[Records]
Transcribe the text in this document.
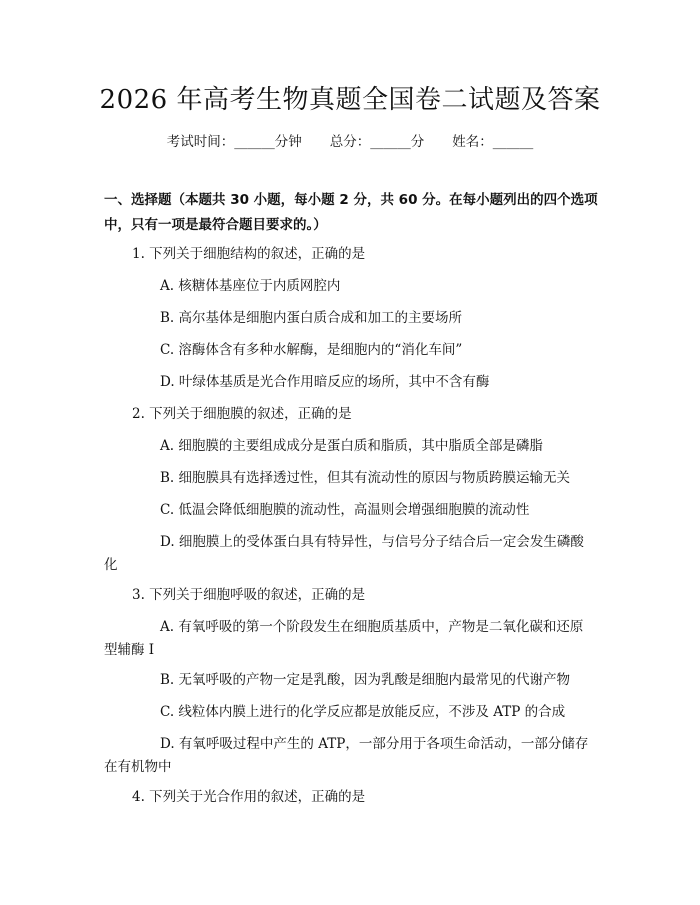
2026 年高考生物真题全国卷二试题及答案
考试时间：______分钟 总分：______分 姓名：______
一、选择题（本题共 30 小题，每小题 2 分，共 60 分。在每小题列出的四个选项中，只有一项是最符合题目要求的。）
1. 下列关于细胞结构的叙述，正确的是
A. 核糖体基座位于内质网腔内
B. 高尔基体是细胞内蛋白质合成和加工的主要场所
C. 溶酶体含有多种水解酶，是细胞内的“消化车间”
D. 叶绿体基质是光合作用暗反应的场所，其中不含有酶
2. 下列关于细胞膜的叙述，正确的是
A. 细胞膜的主要组成成分是蛋白质和脂质，其中脂质全部是磷脂
B. 细胞膜具有选择透过性，但其有流动性的原因与物质跨膜运输无关
C. 低温会降低细胞膜的流动性，高温则会增强细胞膜的流动性
D. 细胞膜上的受体蛋白具有特异性，与信号分子结合后一定会发生磷酸
化
3. 下列关于细胞呼吸的叙述，正确的是
A. 有氧呼吸的第一个阶段发生在细胞质基质中，产物是二氧化碳和还原
型辅酶 I
B. 无氧呼吸的产物一定是乳酸，因为乳酸是细胞内最常见的代谢产物
C. 线粒体内膜上进行的化学反应都是放能反应，不涉及 ATP 的合成
D. 有氧呼吸过程中产生的 ATP，一部分用于各项生命活动，一部分储存
在有机物中
4. 下列关于光合作用的叙述，正确的是
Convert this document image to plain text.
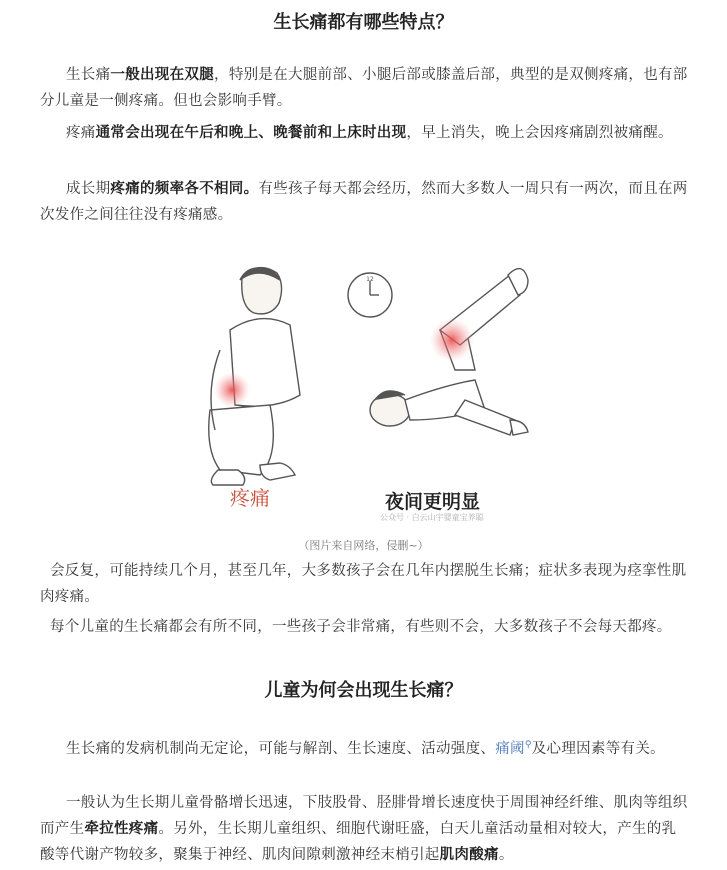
生长痛都有哪些特点？
生长痛一般出现在双腿，特别是在大腿前部、小腿后部或膝盖后部，典型的是双侧疼痛，也有部分儿童是一侧疼痛。但也会影响手臂。
疼痛通常会出现在午后和晚上、晚餐前和上床时出现，早上消失，晚上会因疼痛剧烈被痛醒。
成长期疼痛的频率各不相同。有些孩子每天都会经历，然而大多数人一周只有一两次，而且在两次发作之间往往没有疼痛感。
12
疼痛	夜间更明显
公众号 · 白云山宇婴童宝养聪
（图片来自网络，侵删~）
会反复，可能持续几个月，甚至几年，大多数孩子会在几年内摆脱生长痛；症状多表现为痉挛性肌肉疼痛。
每个儿童的生长痛都会有所不同，一些孩子会非常痛，有些则不会，大多数孩子不会每天都疼。
儿童为何会出现生长痛？
生长痛的发病机制尚无定论，可能与解剖、生长速度、活动强度、痛阈⚲及心理因素等有关。
一般认为生长期儿童骨骼增长迅速，下肢股骨、胫腓骨增长速度快于周围神经纤维、肌肉等组织而产生牵拉性疼痛。另外，生长期儿童组织、细胞代谢旺盛，白天儿童活动量相对较大，产生的乳酸等代谢产物较多，聚集于神经、肌肉间隙刺激神经末梢引起肌肉酸痛。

## Exercise prompt:
Exactly as written, give again every line from the one containing "Convert this document image to plain text." through the last line of the material, both included, with the pictures left out.

## Answer to the task:
Convert this document image to plain text.
生长痛都有哪些特点？
生长痛一般出现在双腿，特别是在大腿前部、小腿后部或膝盖后部，典型的是双侧疼痛，也有部分儿童是一侧疼痛。但也会影响手臂。
疼痛通常会出现在午后和晚上、晚餐前和上床时出现，早上消失，晚上会因疼痛剧烈被痛醒。
成长期疼痛的频率各不相同。有些孩子每天都会经历，然而大多数人一周只有一两次，而且在两次发作之间往往没有疼痛感。
12
疼痛	夜间更明显
公众号 · 白云山宇婴童宝养聪
（图片来自网络，侵删~）
会反复，可能持续几个月，甚至几年，大多数孩子会在几年内摆脱生长痛；症状多表现为痉挛性肌肉疼痛。
每个儿童的生长痛都会有所不同，一些孩子会非常痛，有些则不会，大多数孩子不会每天都疼。
儿童为何会出现生长痛？
生长痛的发病机制尚无定论，可能与解剖、生长速度、活动强度、痛阈⚲及心理因素等有关。
一般认为生长期儿童骨骼增长迅速，下肢股骨、胫腓骨增长速度快于周围神经纤维、肌肉等组织而产生牵拉性疼痛。另外，生长期儿童组织、细胞代谢旺盛，白天儿童活动量相对较大，产生的乳酸等代谢产物较多，聚集于神经、肌肉间隙刺激神经末梢引起肌肉酸痛。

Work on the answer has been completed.